OBJECTIVE: Pull out every line below that holds the word "skonsolidowanego".

***

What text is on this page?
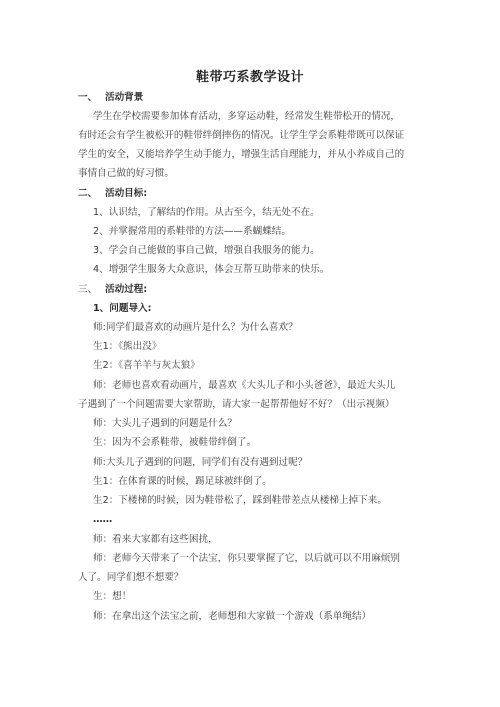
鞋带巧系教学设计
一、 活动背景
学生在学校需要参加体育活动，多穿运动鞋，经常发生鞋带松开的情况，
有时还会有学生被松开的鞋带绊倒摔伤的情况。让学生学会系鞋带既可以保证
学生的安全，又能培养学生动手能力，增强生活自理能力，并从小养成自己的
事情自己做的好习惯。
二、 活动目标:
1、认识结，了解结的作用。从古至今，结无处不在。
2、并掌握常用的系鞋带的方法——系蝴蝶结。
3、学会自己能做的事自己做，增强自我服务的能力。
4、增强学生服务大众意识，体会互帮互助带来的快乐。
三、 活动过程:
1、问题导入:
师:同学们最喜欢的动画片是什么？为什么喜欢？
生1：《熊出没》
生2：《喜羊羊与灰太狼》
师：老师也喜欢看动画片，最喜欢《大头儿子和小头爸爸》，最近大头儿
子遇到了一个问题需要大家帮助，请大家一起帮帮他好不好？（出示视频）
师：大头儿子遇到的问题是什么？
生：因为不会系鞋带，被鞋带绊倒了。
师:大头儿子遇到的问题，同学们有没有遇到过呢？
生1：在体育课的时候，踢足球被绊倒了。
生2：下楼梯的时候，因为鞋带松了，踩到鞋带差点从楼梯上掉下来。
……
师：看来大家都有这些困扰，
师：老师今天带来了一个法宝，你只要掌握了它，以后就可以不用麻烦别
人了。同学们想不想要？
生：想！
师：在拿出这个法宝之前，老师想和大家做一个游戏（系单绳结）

***

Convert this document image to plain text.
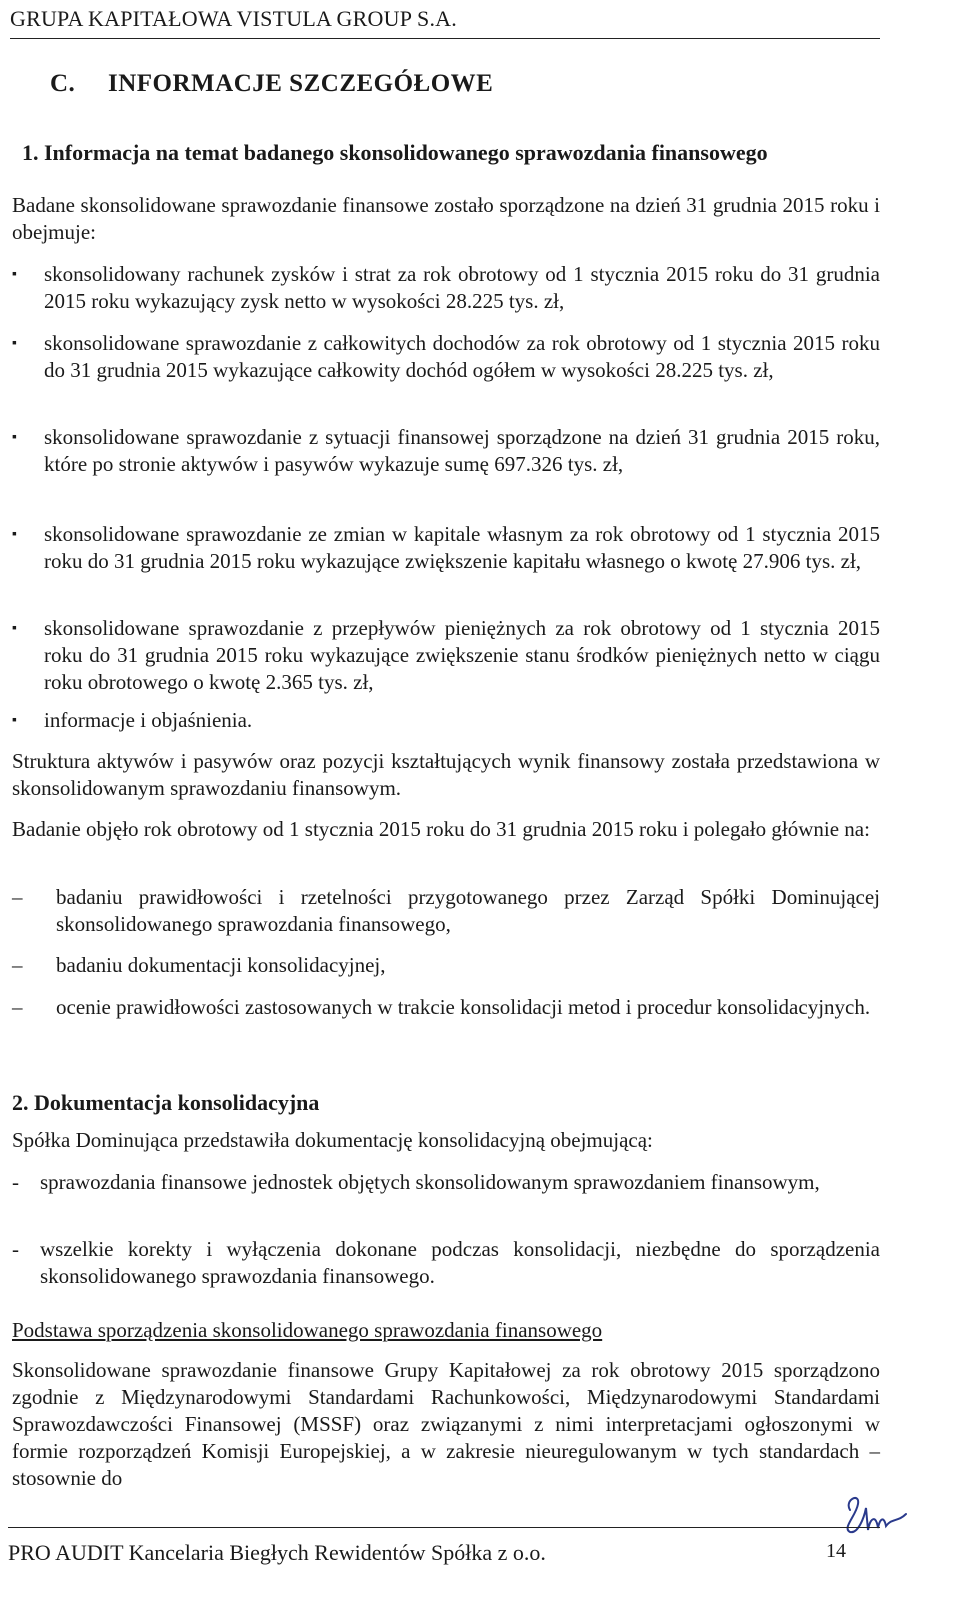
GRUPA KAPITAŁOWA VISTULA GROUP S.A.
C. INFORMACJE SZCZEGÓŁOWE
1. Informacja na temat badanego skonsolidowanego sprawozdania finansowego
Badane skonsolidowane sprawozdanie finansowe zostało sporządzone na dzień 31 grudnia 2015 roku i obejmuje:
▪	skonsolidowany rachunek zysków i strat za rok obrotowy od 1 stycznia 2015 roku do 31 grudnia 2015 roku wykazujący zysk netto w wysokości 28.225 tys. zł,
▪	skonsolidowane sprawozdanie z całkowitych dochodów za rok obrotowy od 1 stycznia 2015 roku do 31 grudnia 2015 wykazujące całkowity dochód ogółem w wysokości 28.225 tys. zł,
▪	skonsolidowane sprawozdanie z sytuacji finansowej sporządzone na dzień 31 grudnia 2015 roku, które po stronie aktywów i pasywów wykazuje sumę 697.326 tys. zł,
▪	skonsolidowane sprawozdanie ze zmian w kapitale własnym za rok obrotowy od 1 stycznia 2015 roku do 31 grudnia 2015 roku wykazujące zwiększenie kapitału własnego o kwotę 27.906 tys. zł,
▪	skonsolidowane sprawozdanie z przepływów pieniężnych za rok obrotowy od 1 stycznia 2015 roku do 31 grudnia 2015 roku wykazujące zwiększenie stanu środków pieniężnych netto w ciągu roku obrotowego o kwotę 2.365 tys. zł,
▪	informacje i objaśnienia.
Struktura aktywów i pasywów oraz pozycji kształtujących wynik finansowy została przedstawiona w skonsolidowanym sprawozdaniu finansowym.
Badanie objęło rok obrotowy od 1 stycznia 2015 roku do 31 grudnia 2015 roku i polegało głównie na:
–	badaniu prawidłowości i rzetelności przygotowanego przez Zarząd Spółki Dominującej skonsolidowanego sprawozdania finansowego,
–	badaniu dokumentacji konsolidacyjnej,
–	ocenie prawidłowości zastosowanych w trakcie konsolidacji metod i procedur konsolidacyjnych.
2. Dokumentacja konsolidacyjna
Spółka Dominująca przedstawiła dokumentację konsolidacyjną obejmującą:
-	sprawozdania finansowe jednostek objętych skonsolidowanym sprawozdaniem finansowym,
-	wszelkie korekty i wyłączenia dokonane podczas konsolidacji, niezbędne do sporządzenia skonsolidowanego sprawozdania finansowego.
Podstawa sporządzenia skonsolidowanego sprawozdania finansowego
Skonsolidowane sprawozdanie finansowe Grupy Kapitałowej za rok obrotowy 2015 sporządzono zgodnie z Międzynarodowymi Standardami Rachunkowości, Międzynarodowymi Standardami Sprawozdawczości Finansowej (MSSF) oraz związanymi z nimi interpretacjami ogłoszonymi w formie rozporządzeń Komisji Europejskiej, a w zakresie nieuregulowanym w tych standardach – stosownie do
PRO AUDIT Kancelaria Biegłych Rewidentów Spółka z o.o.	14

***

ANSWER FOR THE TASK:
1. Informacja na temat badanego skonsolidowanego sprawozdania finansowego
–	badaniu prawidłowości i rzetelności przygotowanego przez Zarząd Spółki Dominującej skonsolidowanego sprawozdania finansowego,
-	wszelkie korekty i wyłączenia dokonane podczas konsolidacji, niezbędne do sporządzenia skonsolidowanego sprawozdania finansowego.
Podstawa sporządzenia skonsolidowanego sprawozdania finansowego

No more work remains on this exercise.